WHAT IS BEING ASKED
Every record below should be transcribed exactly. Omit the images.
***** RECORDS SUPPLIED
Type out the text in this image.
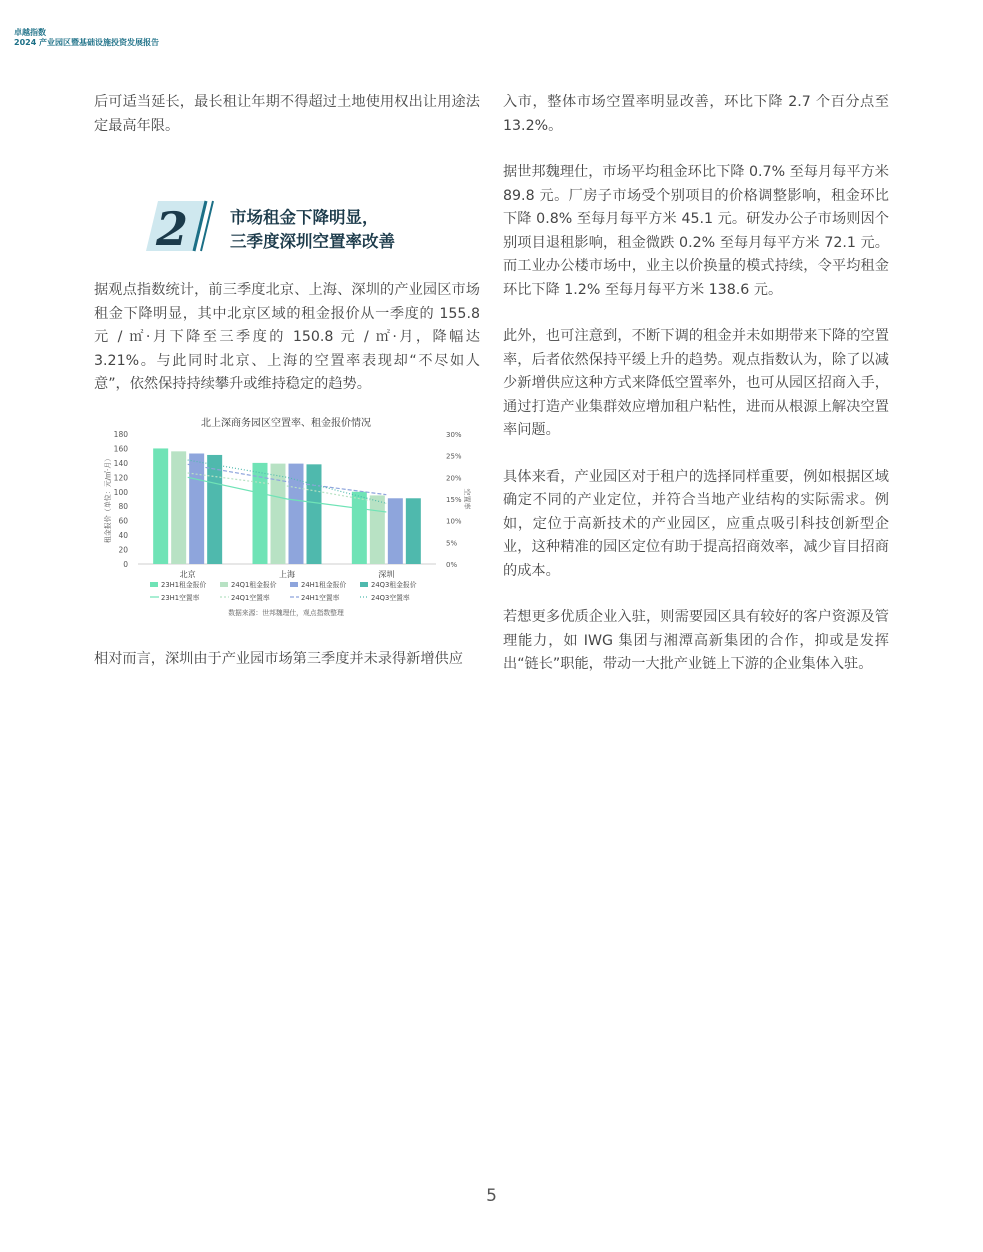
卓越指数
2024 产业园区暨基础设施投资发展报告

后可适当延长，最长租让年期不得超过土地使用权出让用途法定最高年限。

2	市场租金下降明显，
三季度深圳空置率改善

据观点指数统计，前三季度北京、上海、深圳的产业园区市场租金下降明显，其中北京区域的租金报价从一季度的 155.8 元 / ㎡·月下降至三季度的 150.8 元 / ㎡·月，降幅达 3.21%。与此同时北京、上海的空置率表现却“不尽如人意”，依然保持持续攀升或维持稳定的趋势。

北上深商务园区空置率、租金报价情况
0
20
40
60
80
100
120
140
160
180
0%
5%
10%
15%
20%
25%
30%
租金报价（单位：元/㎡·月）	空置率
北京	上海	深圳
23H1租金报价	24Q1租金报价	24H1租金报价	24Q3租金报价
23H1空置率	24Q1空置率	24H1空置率	24Q3空置率
数据来源：世邦魏理仕，观点指数整理

相对而言，深圳由于产业园市场第三季度并未录得新增供应

入市，整体市场空置率明显改善，环比下降 2.7 个百分点至 13.2%。

据世邦魏理仕，市场平均租金环比下降 0.7% 至每月每平方米 89.8 元。厂房子市场受个别项目的价格调整影响，租金环比下降 0.8% 至每月每平方米 45.1 元。研发办公子市场则因个别项目退租影响，租金微跌 0.2% 至每月每平方米 72.1 元。而工业办公楼市场中，业主以价换量的模式持续，令平均租金环比下降 1.2% 至每月每平方米 138.6 元。

此外，也可注意到，不断下调的租金并未如期带来下降的空置率，后者依然保持平缓上升的趋势。观点指数认为，除了以减少新增供应这种方式来降低空置率外，也可从园区招商入手，通过打造产业集群效应增加租户粘性，进而从根源上解决空置率问题。

具体来看，产业园区对于租户的选择同样重要，例如根据区域确定不同的产业定位，并符合当地产业结构的实际需求。例如，定位于高新技术的产业园区，应重点吸引科技创新型企业，这种精准的园区定位有助于提高招商效率，减少盲目招商的成本。

若想更多优质企业入驻，则需要园区具有较好的客户资源及管理能力，如 IWG 集团与湘潭高新集团的合作，抑或是发挥出“链长”职能，带动一大批产业链上下游的企业集体入驻。

5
**********
RESPONSE
Type out the text in this image.
卓越指数
2024 产业园区暨基础设施投资发展报告

后可适当延长，最长租让年期不得超过土地使用权出让用途法定最高年限。

2	市场租金下降明显，
三季度深圳空置率改善

据观点指数统计，前三季度北京、上海、深圳的产业园区市场租金下降明显，其中北京区域的租金报价从一季度的 155.8 元 / ㎡·月下降至三季度的 150.8 元 / ㎡·月，降幅达 3.21%。与此同时北京、上海的空置率表现却“不尽如人意”，依然保持持续攀升或维持稳定的趋势。

北上深商务园区空置率、租金报价情况
0
20
40
60
80
100
120
140
160
180
0%
5%
10%
15%
20%
25%
30%
租金报价（单位：元/㎡·月）	空置率
北京	上海	深圳
23H1租金报价	24Q1租金报价	24H1租金报价	24Q3租金报价
23H1空置率	24Q1空置率	24H1空置率	24Q3空置率
数据来源：世邦魏理仕，观点指数整理

相对而言，深圳由于产业园市场第三季度并未录得新增供应

入市，整体市场空置率明显改善，环比下降 2.7 个百分点至 13.2%。

据世邦魏理仕，市场平均租金环比下降 0.7% 至每月每平方米 89.8 元。厂房子市场受个别项目的价格调整影响，租金环比下降 0.8% 至每月每平方米 45.1 元。研发办公子市场则因个别项目退租影响，租金微跌 0.2% 至每月每平方米 72.1 元。而工业办公楼市场中，业主以价换量的模式持续，令平均租金环比下降 1.2% 至每月每平方米 138.6 元。

此外，也可注意到，不断下调的租金并未如期带来下降的空置率，后者依然保持平缓上升的趋势。观点指数认为，除了以减少新增供应这种方式来降低空置率外，也可从园区招商入手，通过打造产业集群效应增加租户粘性，进而从根源上解决空置率问题。

具体来看，产业园区对于租户的选择同样重要，例如根据区域确定不同的产业定位，并符合当地产业结构的实际需求。例如，定位于高新技术的产业园区，应重点吸引科技创新型企业，这种精准的园区定位有助于提高招商效率，减少盲目招商的成本。

若想更多优质企业入驻，则需要园区具有较好的客户资源及管理能力，如 IWG 集团与湘潭高新集团的合作，抑或是发挥出“链长”职能，带动一大批产业链上下游的企业集体入驻。

5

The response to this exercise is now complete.